*EXERCISE OBJECTIVE*. Nothing in the records may be left out or altered; reproduce them all exactly.

*GIVEN RECORDS*.

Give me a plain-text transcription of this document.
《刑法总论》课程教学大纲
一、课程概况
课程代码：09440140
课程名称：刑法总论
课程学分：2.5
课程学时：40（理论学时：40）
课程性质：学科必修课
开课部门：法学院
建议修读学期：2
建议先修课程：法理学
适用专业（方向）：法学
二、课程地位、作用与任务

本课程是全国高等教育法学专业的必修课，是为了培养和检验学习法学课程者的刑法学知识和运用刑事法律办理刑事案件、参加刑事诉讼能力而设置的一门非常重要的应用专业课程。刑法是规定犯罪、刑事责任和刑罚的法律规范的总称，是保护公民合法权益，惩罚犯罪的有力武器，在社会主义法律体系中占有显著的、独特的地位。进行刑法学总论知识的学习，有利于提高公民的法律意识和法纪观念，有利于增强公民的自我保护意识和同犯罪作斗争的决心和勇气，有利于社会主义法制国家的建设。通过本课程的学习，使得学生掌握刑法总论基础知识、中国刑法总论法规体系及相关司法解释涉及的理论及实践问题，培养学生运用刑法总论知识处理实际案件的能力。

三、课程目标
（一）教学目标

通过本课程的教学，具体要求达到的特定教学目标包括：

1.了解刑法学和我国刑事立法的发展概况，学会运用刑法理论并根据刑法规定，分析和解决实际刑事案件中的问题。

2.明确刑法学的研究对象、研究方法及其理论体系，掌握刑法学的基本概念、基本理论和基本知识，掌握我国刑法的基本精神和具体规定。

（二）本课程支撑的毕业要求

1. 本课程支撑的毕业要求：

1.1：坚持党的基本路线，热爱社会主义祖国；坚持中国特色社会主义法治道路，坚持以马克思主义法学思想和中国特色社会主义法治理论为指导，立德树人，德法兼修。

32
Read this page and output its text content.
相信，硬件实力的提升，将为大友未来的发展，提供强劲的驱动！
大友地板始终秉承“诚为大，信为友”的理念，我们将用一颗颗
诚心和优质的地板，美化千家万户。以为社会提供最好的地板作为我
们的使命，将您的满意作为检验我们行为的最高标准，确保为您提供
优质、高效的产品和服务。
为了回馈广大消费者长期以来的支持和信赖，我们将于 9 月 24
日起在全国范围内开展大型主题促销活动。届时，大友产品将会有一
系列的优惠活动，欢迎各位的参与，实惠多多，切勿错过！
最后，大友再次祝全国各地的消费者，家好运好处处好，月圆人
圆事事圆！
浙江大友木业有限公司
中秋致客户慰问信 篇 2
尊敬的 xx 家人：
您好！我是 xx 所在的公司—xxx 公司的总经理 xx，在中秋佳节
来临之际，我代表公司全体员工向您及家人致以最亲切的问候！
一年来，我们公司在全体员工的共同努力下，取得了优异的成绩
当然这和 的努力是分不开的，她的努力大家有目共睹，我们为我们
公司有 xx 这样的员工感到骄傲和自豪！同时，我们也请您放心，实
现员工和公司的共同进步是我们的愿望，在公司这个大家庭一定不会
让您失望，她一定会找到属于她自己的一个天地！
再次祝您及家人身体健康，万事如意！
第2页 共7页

*EXPECTED ANSWER*.
Give me a plain-text transcription of this document.
《刑法总论》课程教学大纲
一、课程概况
课程代码：09440140
课程名称：刑法总论
课程学分：2.5
课程学时：40（理论学时：40）
课程性质：学科必修课
开课部门：法学院
建议修读学期：2
建议先修课程：法理学
适用专业（方向）：法学
二、课程地位、作用与任务

本课程是全国高等教育法学专业的必修课，是为了培养和检验学习法学课程者的刑法学知识和运用刑事法律办理刑事案件、参加刑事诉讼能力而设置的一门非常重要的应用专业课程。刑法是规定犯罪、刑事责任和刑罚的法律规范的总称，是保护公民合法权益，惩罚犯罪的有力武器，在社会主义法律体系中占有显著的、独特的地位。进行刑法学总论知识的学习，有利于提高公民的法律意识和法纪观念，有利于增强公民的自我保护意识和同犯罪作斗争的决心和勇气，有利于社会主义法制国家的建设。通过本课程的学习，使得学生掌握刑法总论基础知识、中国刑法总论法规体系及相关司法解释涉及的理论及实践问题，培养学生运用刑法总论知识处理实际案件的能力。

三、课程目标
（一）教学目标

通过本课程的教学，具体要求达到的特定教学目标包括：

1.了解刑法学和我国刑事立法的发展概况，学会运用刑法理论并根据刑法规定，分析和解决实际刑事案件中的问题。

2.明确刑法学的研究对象、研究方法及其理论体系，掌握刑法学的基本概念、基本理论和基本知识，掌握我国刑法的基本精神和具体规定。

（二）本课程支撑的毕业要求

1. 本课程支撑的毕业要求：

1.1：坚持党的基本路线，热爱社会主义祖国；坚持中国特色社会主义法治道路，坚持以马克思主义法学思想和中国特色社会主义法治理论为指导，立德树人，德法兼修。

32
Read this page and output its text content.
相信，硬件实力的提升，将为大友未来的发展，提供强劲的驱动！
大友地板始终秉承“诚为大，信为友”的理念，我们将用一颗颗
诚心和优质的地板，美化千家万户。以为社会提供最好的地板作为我
们的使命，将您的满意作为检验我们行为的最高标准，确保为您提供
优质、高效的产品和服务。
为了回馈广大消费者长期以来的支持和信赖，我们将于 9 月 24
日起在全国范围内开展大型主题促销活动。届时，大友产品将会有一
系列的优惠活动，欢迎各位的参与，实惠多多，切勿错过！
最后，大友再次祝全国各地的消费者，家好运好处处好，月圆人
圆事事圆！
浙江大友木业有限公司
中秋致客户慰问信 篇 2
尊敬的 xx 家人：
您好！我是 xx 所在的公司—xxx 公司的总经理 xx，在中秋佳节
来临之际，我代表公司全体员工向您及家人致以最亲切的问候！
一年来，我们公司在全体员工的共同努力下，取得了优异的成绩
当然这和 的努力是分不开的，她的努力大家有目共睹，我们为我们
公司有 xx 这样的员工感到骄傲和自豪！同时，我们也请您放心，实
现员工和公司的共同进步是我们的愿望，在公司这个大家庭一定不会
让您失望，她一定会找到属于她自己的一个天地！
再次祝您及家人身体健康，万事如意！
第2页 共7页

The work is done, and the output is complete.